- [AIM OF THE TASK] Lines that include the word "tradition" are the ones to copy.

-------- DATA ROWS

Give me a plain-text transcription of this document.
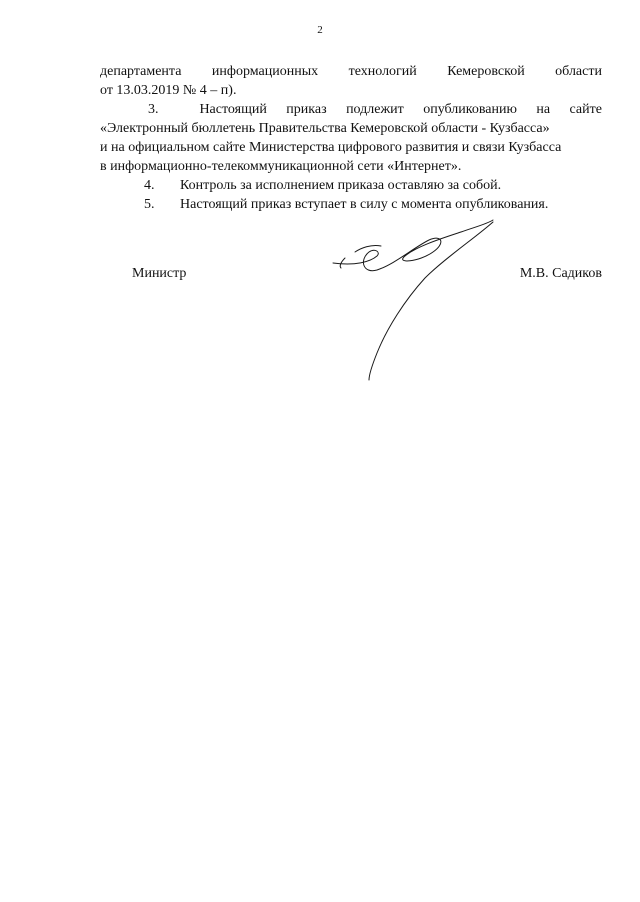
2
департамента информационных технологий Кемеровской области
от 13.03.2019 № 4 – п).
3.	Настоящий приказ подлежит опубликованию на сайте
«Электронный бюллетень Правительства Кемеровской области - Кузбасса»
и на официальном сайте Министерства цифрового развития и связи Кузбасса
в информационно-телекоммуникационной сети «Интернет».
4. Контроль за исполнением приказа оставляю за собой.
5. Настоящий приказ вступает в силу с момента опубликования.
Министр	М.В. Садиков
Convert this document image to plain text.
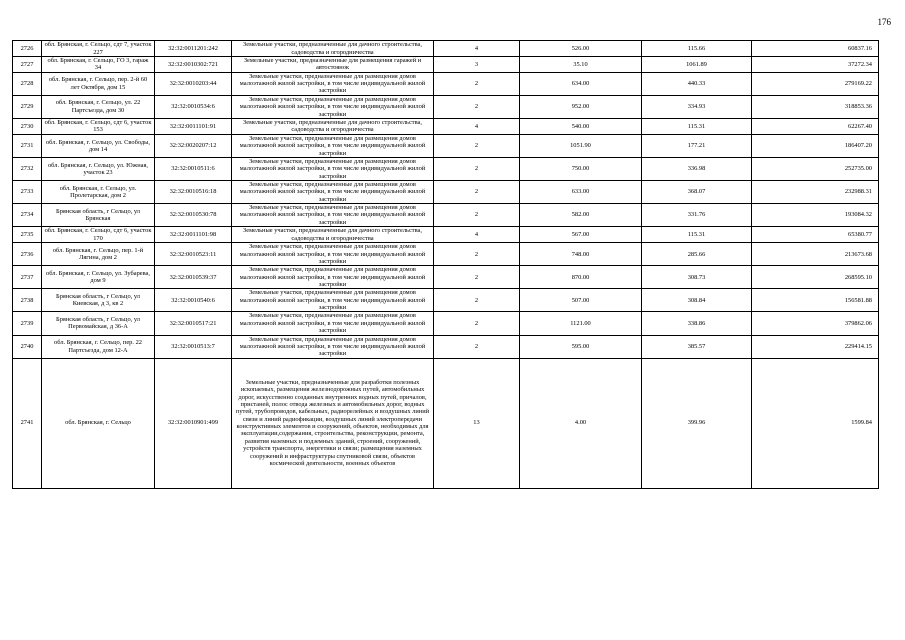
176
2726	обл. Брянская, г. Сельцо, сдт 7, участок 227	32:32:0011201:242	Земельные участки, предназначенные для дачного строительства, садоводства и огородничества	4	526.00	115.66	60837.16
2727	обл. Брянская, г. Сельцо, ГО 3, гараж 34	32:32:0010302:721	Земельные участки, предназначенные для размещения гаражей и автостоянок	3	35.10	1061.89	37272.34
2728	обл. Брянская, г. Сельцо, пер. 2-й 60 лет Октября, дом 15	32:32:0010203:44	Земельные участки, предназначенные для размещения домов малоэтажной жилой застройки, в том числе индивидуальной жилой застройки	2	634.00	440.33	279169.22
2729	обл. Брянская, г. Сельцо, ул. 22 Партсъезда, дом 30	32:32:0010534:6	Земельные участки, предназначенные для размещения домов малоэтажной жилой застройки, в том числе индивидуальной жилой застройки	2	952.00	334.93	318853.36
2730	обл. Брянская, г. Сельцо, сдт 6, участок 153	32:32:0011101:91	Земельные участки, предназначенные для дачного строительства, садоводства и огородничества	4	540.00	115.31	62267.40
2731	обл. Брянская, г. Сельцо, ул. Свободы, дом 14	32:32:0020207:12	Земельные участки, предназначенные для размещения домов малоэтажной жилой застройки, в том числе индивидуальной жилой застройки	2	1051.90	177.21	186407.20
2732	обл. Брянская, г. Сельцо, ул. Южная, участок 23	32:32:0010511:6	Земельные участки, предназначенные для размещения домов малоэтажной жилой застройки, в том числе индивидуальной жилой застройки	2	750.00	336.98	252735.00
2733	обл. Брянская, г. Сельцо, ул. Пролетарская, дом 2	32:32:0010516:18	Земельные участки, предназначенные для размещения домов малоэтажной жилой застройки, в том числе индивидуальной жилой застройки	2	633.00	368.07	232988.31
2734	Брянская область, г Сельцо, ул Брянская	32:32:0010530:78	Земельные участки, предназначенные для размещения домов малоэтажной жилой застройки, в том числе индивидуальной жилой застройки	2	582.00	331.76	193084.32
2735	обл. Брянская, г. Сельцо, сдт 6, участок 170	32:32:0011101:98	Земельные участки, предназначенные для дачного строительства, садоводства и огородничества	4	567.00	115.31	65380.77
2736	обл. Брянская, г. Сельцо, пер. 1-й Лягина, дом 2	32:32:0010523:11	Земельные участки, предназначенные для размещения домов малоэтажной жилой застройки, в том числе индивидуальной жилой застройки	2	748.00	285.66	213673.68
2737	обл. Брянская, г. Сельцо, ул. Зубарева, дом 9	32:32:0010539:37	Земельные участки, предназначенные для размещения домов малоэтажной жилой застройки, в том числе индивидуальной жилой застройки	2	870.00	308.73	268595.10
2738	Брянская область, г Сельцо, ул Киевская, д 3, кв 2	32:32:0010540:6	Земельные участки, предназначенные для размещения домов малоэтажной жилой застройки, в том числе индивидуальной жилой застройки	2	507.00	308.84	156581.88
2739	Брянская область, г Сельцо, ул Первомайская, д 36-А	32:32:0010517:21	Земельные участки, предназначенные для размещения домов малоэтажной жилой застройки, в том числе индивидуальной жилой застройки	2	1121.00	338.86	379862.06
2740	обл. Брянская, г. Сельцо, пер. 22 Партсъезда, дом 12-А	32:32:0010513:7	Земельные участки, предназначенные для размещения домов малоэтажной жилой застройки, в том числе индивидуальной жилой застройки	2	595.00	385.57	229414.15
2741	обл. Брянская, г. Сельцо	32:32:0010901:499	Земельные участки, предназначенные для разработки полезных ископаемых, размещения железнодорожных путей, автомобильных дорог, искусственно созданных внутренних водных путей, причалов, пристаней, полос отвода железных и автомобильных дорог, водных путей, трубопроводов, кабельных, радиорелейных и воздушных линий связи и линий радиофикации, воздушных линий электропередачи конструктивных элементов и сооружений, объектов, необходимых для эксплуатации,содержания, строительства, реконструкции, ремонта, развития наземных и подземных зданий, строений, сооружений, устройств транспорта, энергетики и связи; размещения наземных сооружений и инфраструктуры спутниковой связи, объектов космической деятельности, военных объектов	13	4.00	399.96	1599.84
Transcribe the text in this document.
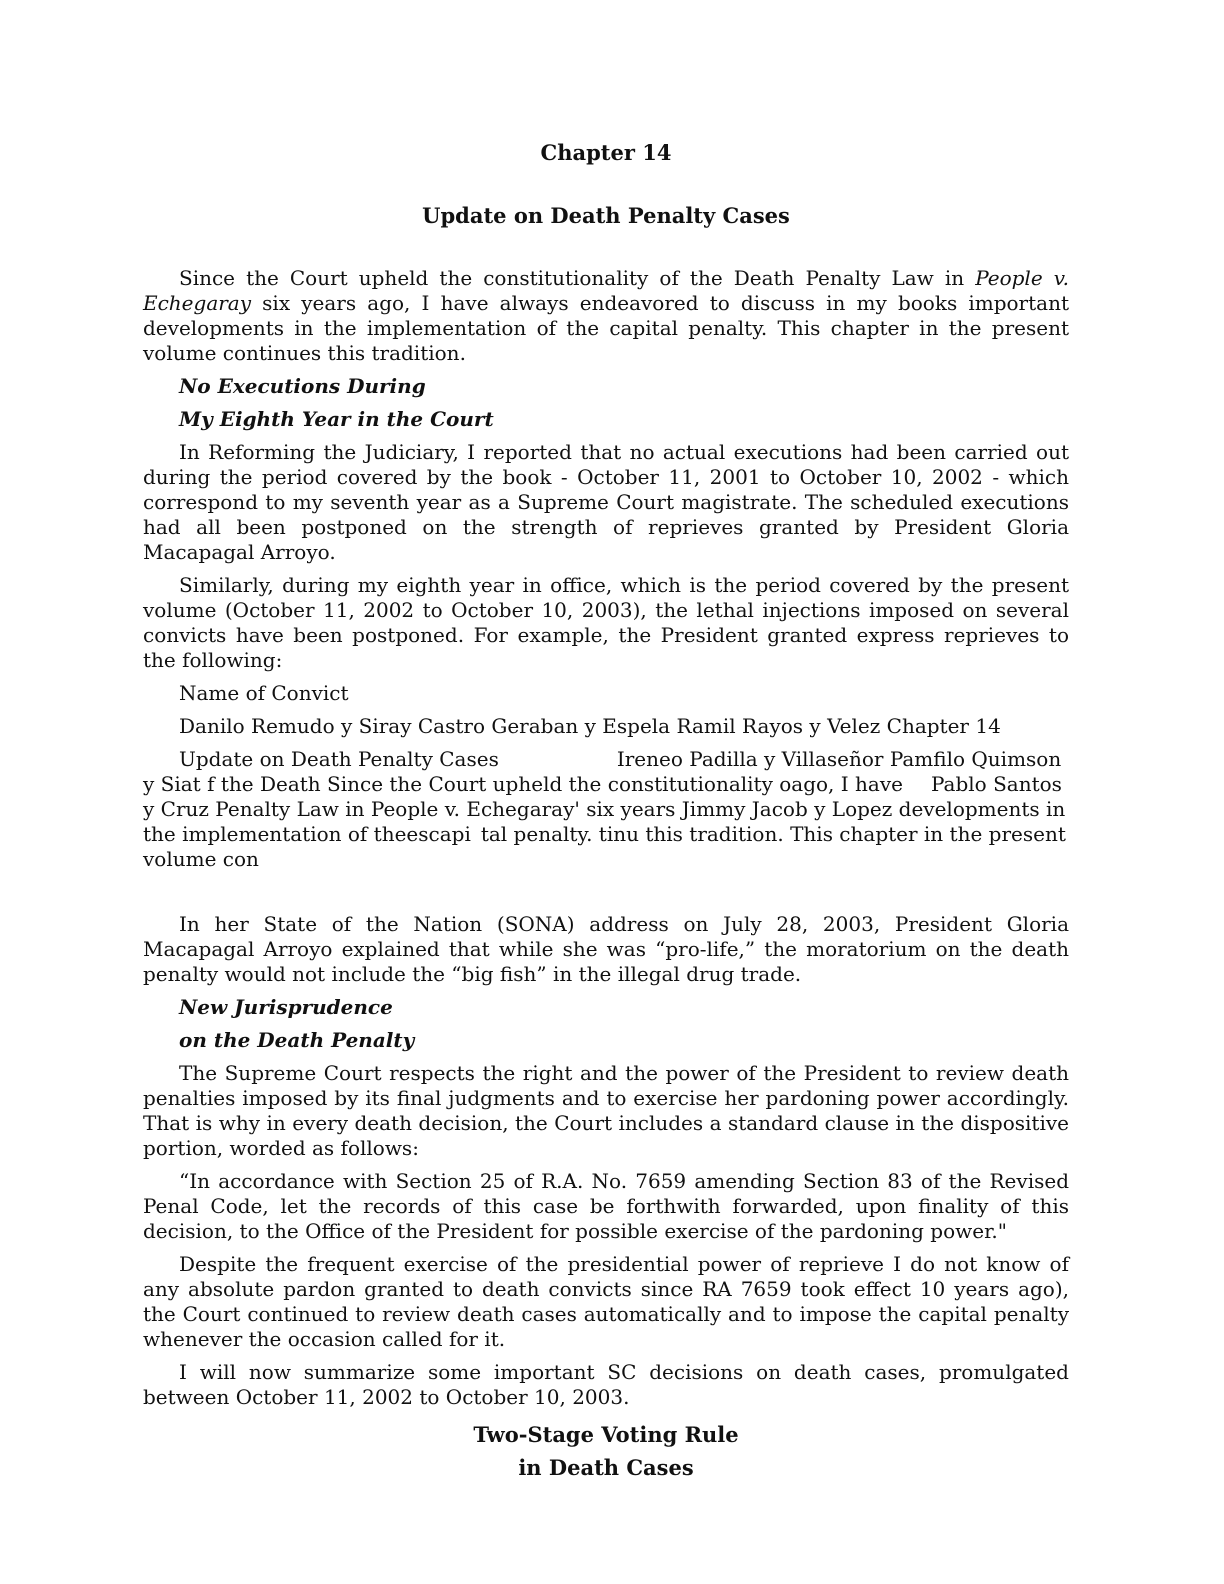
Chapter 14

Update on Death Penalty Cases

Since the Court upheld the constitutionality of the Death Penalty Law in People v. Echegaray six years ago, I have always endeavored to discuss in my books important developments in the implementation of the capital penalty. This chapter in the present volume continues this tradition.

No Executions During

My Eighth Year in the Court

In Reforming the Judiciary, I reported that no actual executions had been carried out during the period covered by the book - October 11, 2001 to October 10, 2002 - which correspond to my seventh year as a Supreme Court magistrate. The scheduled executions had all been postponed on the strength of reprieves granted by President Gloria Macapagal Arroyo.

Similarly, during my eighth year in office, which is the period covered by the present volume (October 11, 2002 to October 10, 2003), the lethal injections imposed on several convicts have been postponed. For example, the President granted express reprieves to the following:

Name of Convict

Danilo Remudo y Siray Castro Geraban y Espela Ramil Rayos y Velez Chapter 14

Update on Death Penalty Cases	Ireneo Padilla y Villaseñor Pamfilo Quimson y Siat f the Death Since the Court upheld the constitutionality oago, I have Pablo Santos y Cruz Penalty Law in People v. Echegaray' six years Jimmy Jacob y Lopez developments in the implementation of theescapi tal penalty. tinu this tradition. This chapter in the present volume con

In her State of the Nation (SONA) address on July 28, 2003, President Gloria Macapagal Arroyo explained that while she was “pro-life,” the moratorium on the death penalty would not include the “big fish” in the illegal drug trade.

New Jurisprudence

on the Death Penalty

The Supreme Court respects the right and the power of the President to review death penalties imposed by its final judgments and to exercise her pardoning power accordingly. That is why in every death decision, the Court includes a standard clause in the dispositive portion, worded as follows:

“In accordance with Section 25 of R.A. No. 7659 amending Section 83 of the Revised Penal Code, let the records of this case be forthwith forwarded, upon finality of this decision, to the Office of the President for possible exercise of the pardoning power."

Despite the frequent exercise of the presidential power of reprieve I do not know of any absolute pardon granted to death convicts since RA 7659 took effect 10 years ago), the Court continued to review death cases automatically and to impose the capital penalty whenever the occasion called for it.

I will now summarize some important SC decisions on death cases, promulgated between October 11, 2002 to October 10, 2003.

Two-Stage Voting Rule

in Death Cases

----------------

- [RESULT FOR THIS EXERCISE]
Since the Court upheld the constitutionality of the Death Penalty Law in People v. Echegaray six years ago, I have always endeavored to discuss in my books important developments in the implementation of the capital penalty. This chapter in the present volume continues this tradition.
Update on Death Penalty Cases	Ireneo Padilla y Villaseñor Pamfilo Quimson y Siat f the Death Since the Court upheld the constitutionality oago, I have Pablo Santos y Cruz Penalty Law in People v. Echegaray' six years Jimmy Jacob y Lopez developments in the implementation of theescapi tal penalty. tinu this tradition. This chapter in the present volume con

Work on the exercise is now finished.